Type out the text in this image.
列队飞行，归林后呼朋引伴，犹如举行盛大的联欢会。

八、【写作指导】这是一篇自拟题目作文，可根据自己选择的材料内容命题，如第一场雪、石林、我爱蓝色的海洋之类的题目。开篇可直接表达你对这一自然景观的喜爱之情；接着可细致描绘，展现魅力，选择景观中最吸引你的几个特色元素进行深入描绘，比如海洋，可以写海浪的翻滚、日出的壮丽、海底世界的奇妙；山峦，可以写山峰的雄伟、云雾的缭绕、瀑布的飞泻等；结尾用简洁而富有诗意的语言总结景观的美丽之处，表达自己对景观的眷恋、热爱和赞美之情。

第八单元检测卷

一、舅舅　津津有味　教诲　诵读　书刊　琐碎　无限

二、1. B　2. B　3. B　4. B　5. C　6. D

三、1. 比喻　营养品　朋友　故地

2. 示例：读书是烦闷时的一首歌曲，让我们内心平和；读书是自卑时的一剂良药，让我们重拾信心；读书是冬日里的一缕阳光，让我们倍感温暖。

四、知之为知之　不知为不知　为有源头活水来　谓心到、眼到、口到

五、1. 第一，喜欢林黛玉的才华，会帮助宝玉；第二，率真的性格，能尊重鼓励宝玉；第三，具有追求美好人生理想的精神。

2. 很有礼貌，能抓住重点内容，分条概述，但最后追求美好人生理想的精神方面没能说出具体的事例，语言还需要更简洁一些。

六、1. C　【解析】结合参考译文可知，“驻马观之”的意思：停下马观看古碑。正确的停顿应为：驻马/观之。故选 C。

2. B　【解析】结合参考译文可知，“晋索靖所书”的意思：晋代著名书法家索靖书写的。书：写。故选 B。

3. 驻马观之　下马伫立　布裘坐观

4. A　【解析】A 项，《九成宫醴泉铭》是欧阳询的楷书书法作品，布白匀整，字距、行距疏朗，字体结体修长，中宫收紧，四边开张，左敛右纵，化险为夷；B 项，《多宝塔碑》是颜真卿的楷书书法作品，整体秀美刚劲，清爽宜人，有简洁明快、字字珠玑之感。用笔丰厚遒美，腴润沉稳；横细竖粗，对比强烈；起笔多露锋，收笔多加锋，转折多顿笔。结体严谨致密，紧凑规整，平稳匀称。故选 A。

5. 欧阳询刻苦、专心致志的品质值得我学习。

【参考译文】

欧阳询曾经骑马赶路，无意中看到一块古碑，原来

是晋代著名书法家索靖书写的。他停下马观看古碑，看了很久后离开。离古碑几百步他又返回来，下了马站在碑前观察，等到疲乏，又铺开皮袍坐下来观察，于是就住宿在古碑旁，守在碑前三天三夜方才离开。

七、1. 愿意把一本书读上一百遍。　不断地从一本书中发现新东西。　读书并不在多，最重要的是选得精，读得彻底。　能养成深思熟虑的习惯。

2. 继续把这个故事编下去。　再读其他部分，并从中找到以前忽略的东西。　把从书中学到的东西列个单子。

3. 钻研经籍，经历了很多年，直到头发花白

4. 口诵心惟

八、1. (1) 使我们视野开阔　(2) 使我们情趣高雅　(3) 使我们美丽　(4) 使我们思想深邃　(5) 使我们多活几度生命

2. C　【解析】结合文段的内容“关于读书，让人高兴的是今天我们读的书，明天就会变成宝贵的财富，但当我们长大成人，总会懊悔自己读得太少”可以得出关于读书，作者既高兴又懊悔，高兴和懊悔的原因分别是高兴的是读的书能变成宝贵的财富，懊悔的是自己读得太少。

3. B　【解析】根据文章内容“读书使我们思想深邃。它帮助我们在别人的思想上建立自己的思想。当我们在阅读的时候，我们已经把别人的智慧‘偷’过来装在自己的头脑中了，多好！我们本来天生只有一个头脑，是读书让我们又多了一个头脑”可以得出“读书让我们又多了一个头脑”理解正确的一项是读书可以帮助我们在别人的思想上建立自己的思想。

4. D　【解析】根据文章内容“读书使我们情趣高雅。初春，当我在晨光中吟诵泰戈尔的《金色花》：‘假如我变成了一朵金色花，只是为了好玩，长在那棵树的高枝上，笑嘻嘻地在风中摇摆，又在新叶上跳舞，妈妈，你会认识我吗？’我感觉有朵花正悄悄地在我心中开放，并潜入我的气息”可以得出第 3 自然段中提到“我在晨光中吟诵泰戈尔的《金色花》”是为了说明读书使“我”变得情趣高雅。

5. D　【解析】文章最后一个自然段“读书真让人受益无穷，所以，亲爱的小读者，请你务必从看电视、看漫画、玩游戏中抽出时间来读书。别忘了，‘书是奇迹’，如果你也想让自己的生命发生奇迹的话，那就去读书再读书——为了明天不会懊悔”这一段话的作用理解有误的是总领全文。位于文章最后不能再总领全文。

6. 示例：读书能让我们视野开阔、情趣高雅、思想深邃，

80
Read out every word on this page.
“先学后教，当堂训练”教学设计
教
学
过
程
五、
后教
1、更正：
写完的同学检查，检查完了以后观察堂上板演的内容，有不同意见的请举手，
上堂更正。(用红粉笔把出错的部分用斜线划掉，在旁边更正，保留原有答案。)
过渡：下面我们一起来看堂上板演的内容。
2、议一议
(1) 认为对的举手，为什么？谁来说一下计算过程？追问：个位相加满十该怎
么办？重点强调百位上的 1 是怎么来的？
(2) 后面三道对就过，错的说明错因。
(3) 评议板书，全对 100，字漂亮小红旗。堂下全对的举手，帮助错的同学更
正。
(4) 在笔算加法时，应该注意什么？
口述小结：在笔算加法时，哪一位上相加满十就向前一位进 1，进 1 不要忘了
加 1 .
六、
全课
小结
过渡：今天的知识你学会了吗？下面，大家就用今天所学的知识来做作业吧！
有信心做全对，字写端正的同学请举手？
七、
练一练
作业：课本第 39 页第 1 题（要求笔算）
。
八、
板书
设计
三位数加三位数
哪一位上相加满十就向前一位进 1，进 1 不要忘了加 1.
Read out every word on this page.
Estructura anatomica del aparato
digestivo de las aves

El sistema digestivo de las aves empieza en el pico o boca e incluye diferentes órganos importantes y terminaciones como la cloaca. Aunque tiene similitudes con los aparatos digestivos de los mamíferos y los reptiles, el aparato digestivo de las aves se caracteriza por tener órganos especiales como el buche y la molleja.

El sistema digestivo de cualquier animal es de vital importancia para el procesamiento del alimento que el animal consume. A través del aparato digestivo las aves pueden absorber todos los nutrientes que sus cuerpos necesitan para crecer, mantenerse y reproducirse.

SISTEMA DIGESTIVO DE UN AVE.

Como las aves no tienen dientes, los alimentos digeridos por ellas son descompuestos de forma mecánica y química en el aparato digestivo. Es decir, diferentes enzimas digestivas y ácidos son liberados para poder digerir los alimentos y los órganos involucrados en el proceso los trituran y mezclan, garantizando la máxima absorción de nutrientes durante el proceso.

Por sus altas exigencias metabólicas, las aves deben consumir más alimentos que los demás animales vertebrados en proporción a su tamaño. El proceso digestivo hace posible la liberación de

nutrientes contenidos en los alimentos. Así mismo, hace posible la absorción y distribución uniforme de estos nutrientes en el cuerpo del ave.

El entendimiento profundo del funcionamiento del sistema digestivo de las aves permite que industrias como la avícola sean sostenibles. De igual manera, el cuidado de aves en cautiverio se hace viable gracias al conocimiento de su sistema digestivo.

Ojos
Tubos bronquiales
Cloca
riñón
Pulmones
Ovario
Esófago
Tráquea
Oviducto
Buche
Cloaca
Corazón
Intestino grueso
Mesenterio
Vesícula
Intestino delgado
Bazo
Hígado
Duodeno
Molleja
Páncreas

====================

• [TASK DETAILS]
Using the records above, copy every line that has the word "在笔算加法时" in it.

• [WORKED SOLUTION]
(4) 在笔算加法时，应该注意什么？
口述小结：在笔算加法时，哪一位上相加满十就向前一位进 1，进 1 不要忘了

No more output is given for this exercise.